Pick out and copy every line below that has the word "usage".

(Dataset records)
------------------------------------

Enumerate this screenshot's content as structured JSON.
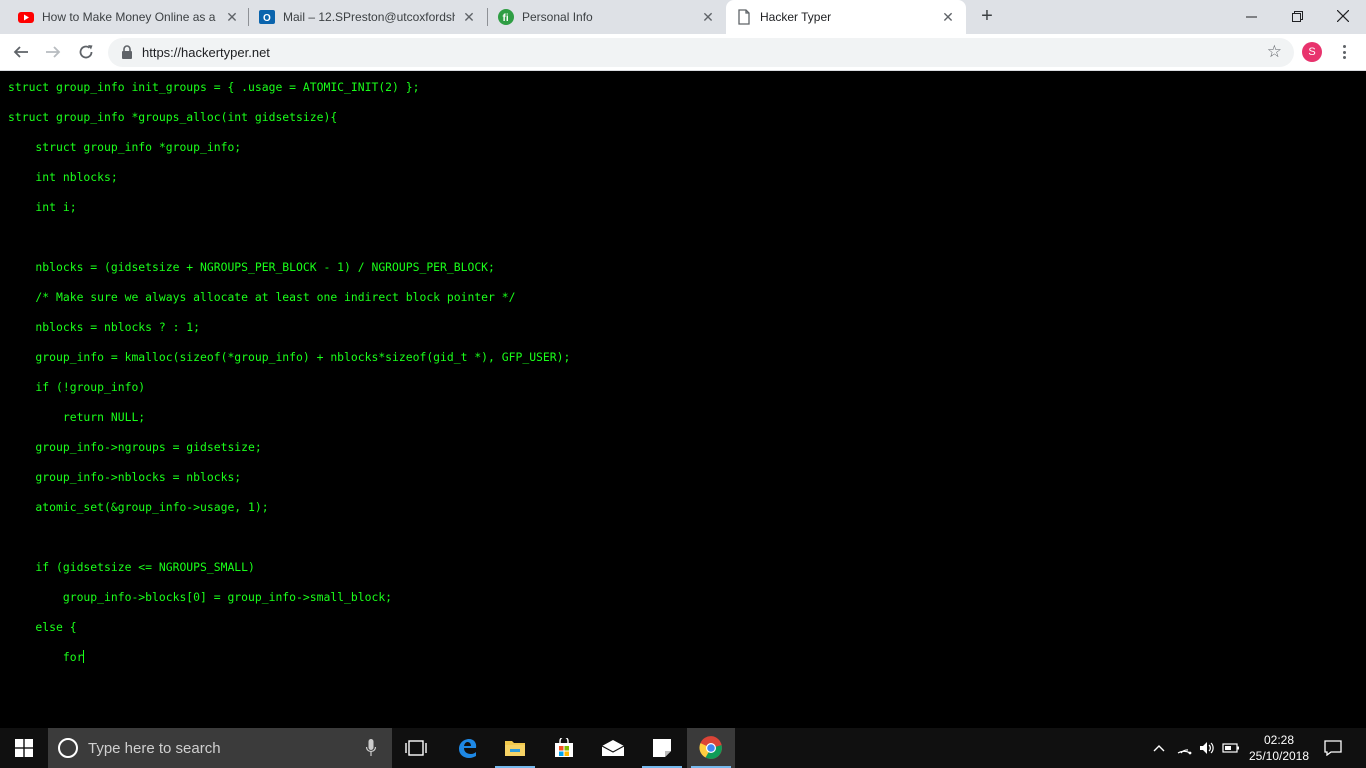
{
  "browser": {
    "tabs": [
      {
        "title": "How to Make Money Online as a",
        "favicon": "youtube-icon",
        "active": false
      },
      {
        "title": "Mail – 12.SPreston@utcoxfordsh",
        "favicon": "outlook-icon",
        "active": false
      },
      {
        "title": "Personal Info",
        "favicon": "green-circle-icon",
        "active": false
      },
      {
        "title": "Hacker Typer",
        "favicon": "document-icon",
        "active": true
      }
    ],
    "new_tab_label": "+",
    "url": "https://hackertyper.net",
    "profile_initial": "S",
    "colors": {
      "tabstrip": "#dee1e6",
      "profile": "#e8336d",
      "code_text": "#1aff1a"
    }
  },
  "page": {
    "code_lines": [
      "struct group_info init_groups = { .usage = ATOMIC_INIT(2) };",
      "struct group_info *groups_alloc(int gidsetsize){",
      "    struct group_info *group_info;",
      "    int nblocks;",
      "    int i;",
      "",
      "    nblocks = (gidsetsize + NGROUPS_PER_BLOCK - 1) / NGROUPS_PER_BLOCK;",
      "    /* Make sure we always allocate at least one indirect block pointer */",
      "    nblocks = nblocks ? : 1;",
      "    group_info = kmalloc(sizeof(*group_info) + nblocks*sizeof(gid_t *), GFP_USER);",
      "    if (!group_info)",
      "        return NULL;",
      "    group_info->ngroups = gidsetsize;",
      "    group_info->nblocks = nblocks;",
      "    atomic_set(&group_info->usage, 1);",
      "",
      "    if (gidsetsize <= NGROUPS_SMALL)",
      "        group_info->blocks[0] = group_info->small_block;",
      "    else {",
      "        for"
    ]
  },
  "taskbar": {
    "search_placeholder": "Type here to search",
    "time": "02:28",
    "date": "25/10/2018"
  }
}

------------------------------------

■ **EXPECTED OUTPUT**:
      "struct group_info init_groups = { .usage = ATOMIC_INIT(2) };",
      "    atomic_set(&group_info->usage, 1);",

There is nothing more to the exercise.